Dataset rows:

Begin

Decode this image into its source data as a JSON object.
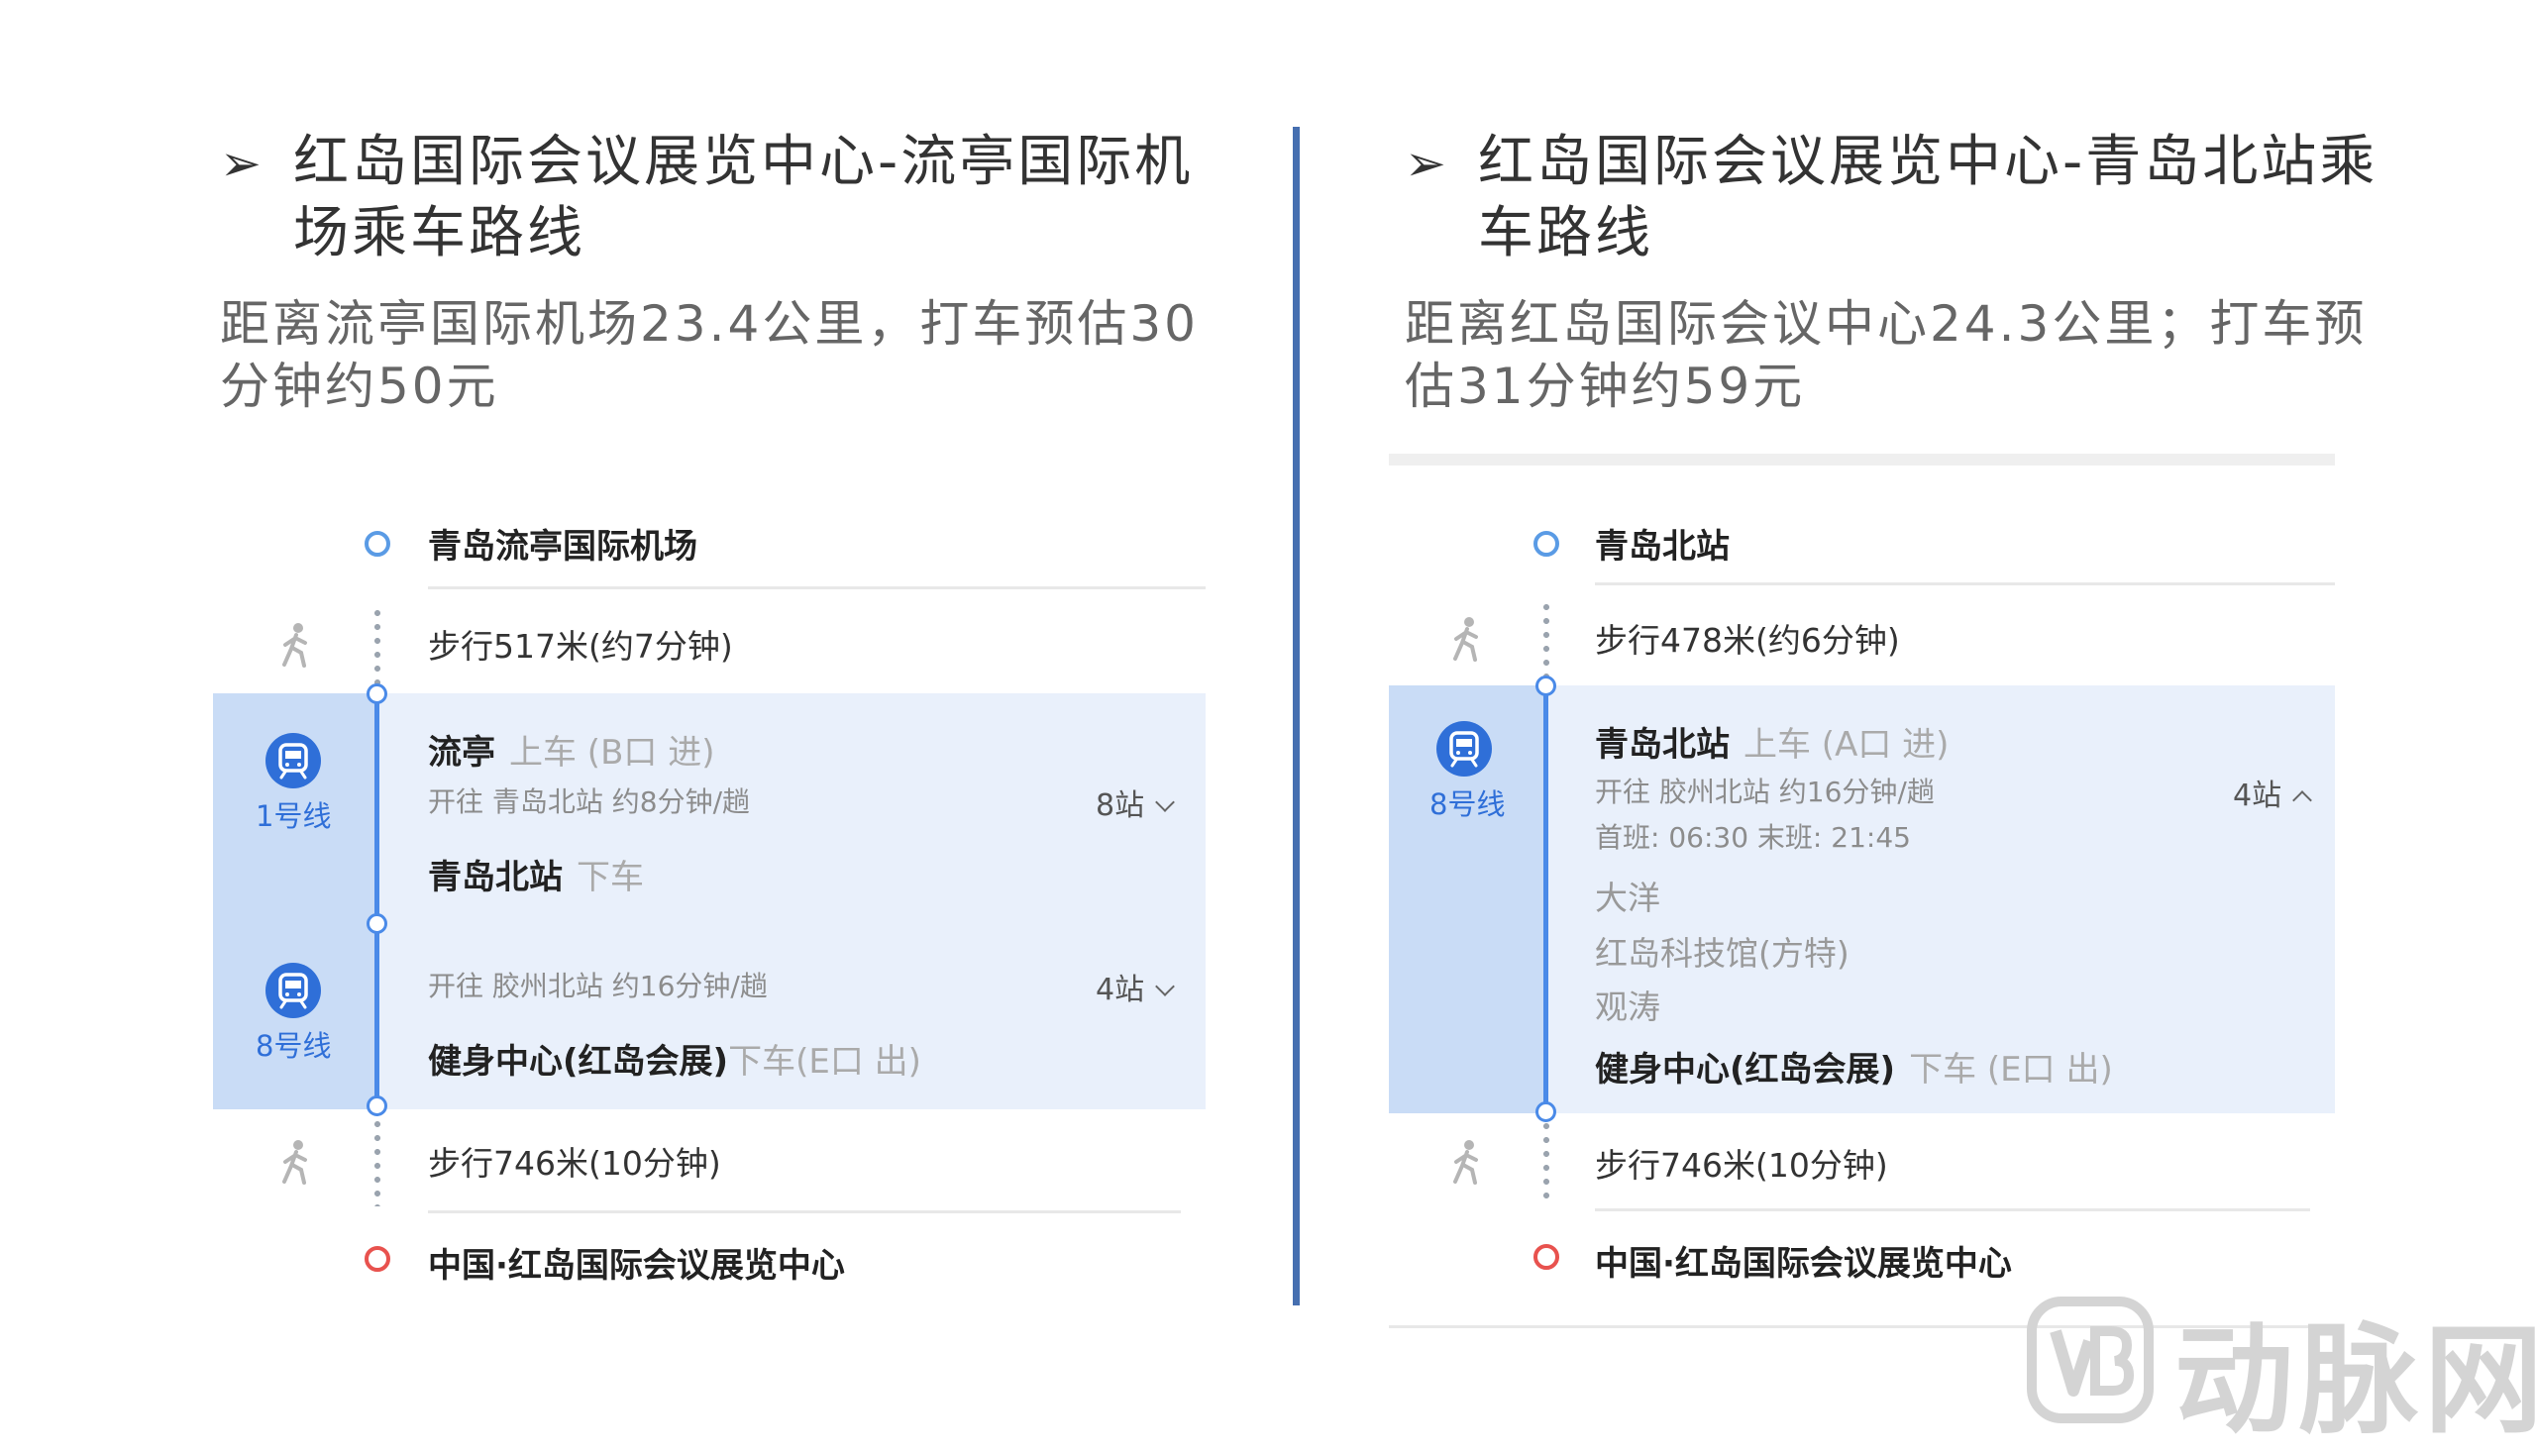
{
  "left": {
    "title_line1": "红岛国际会议展览中心-流亭国际机",
    "title_line2": "场乘车路线",
    "desc_line1": "距离流亭国际机场23.4公里，打车预估30",
    "desc_line2": "分钟约50元",
    "origin": "青岛流亭国际机场",
    "walk1": "步行517米(约7分钟)",
    "board_station": "流亭",
    "board_note": "上车 (B口 进)",
    "line1_label": "1号线",
    "line1_dir": "开往 青岛北站 约8分钟/趟",
    "line1_count": "8站",
    "transfer_station": "青岛北站",
    "transfer_note": "下车",
    "line2_label": "8号线",
    "line2_dir": "开往 胶州北站 约16分钟/趟",
    "line2_count": "4站",
    "alight_station": "健身中心(红岛会展)",
    "alight_note": "下车(E口 出)",
    "walk2": "步行746米(10分钟)",
    "destination": "中国·红岛国际会议展览中心"
  },
  "right": {
    "title_line1": "红岛国际会议展览中心-青岛北站乘",
    "title_line2": "车路线",
    "desc_line1": "距离红岛国际会议中心24.3公里；打车预",
    "desc_line2": "估31分钟约59元",
    "origin": "青岛北站",
    "walk1": "步行478米(约6分钟)",
    "board_station": "青岛北站",
    "board_note": "上车 (A口 进)",
    "line_label": "8号线",
    "line_dir": "开往 胶州北站 约16分钟/趟",
    "line_count": "4站",
    "schedule": "首班: 06:30 末班: 21:45",
    "stops": [
      "大洋",
      "红岛科技馆(方特)",
      "观涛"
    ],
    "alight_station": "健身中心(红岛会展)",
    "alight_note": "下车 (E口 出)",
    "walk2": "步行746米(10分钟)",
    "destination": "中国·红岛国际会议展览中心"
  },
  "watermark": {
    "text": "动脉网"
  },
  "colors": {
    "divider": "#466fb0",
    "route_line": "#4a8ae8",
    "highlight_bg": "#e9f0fb",
    "lane_bg": "#c9dcf6",
    "badge": "#2f6fd8",
    "origin_ring": "#5a9be5",
    "destination_ring": "#e8524e"
  }
}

End

Directions for this task:
Retype the whole listing exactly and leave the pictures out.

Task answer:
Decode this image into its source data as a JSON object.
{
  "left": {
    "title_line1": "红岛国际会议展览中心-流亭国际机",
    "title_line2": "场乘车路线",
    "desc_line1": "距离流亭国际机场23.4公里，打车预估30",
    "desc_line2": "分钟约50元",
    "origin": "青岛流亭国际机场",
    "walk1": "步行517米(约7分钟)",
    "board_station": "流亭",
    "board_note": "上车 (B口 进)",
    "line1_label": "1号线",
    "line1_dir": "开往 青岛北站 约8分钟/趟",
    "line1_count": "8站",
    "transfer_station": "青岛北站",
    "transfer_note": "下车",
    "line2_label": "8号线",
    "line2_dir": "开往 胶州北站 约16分钟/趟",
    "line2_count": "4站",
    "alight_station": "健身中心(红岛会展)",
    "alight_note": "下车(E口 出)",
    "walk2": "步行746米(10分钟)",
    "destination": "中国·红岛国际会议展览中心"
  },
  "right": {
    "title_line1": "红岛国际会议展览中心-青岛北站乘",
    "title_line2": "车路线",
    "desc_line1": "距离红岛国际会议中心24.3公里；打车预",
    "desc_line2": "估31分钟约59元",
    "origin": "青岛北站",
    "walk1": "步行478米(约6分钟)",
    "board_station": "青岛北站",
    "board_note": "上车 (A口 进)",
    "line_label": "8号线",
    "line_dir": "开往 胶州北站 约16分钟/趟",
    "line_count": "4站",
    "schedule": "首班: 06:30 末班: 21:45",
    "stops": [
      "大洋",
      "红岛科技馆(方特)",
      "观涛"
    ],
    "alight_station": "健身中心(红岛会展)",
    "alight_note": "下车 (E口 出)",
    "walk2": "步行746米(10分钟)",
    "destination": "中国·红岛国际会议展览中心"
  },
  "watermark": {
    "text": "动脉网"
  },
  "colors": {
    "divider": "#466fb0",
    "route_line": "#4a8ae8",
    "highlight_bg": "#e9f0fb",
    "lane_bg": "#c9dcf6",
    "badge": "#2f6fd8",
    "origin_ring": "#5a9be5",
    "destination_ring": "#e8524e"
  }
}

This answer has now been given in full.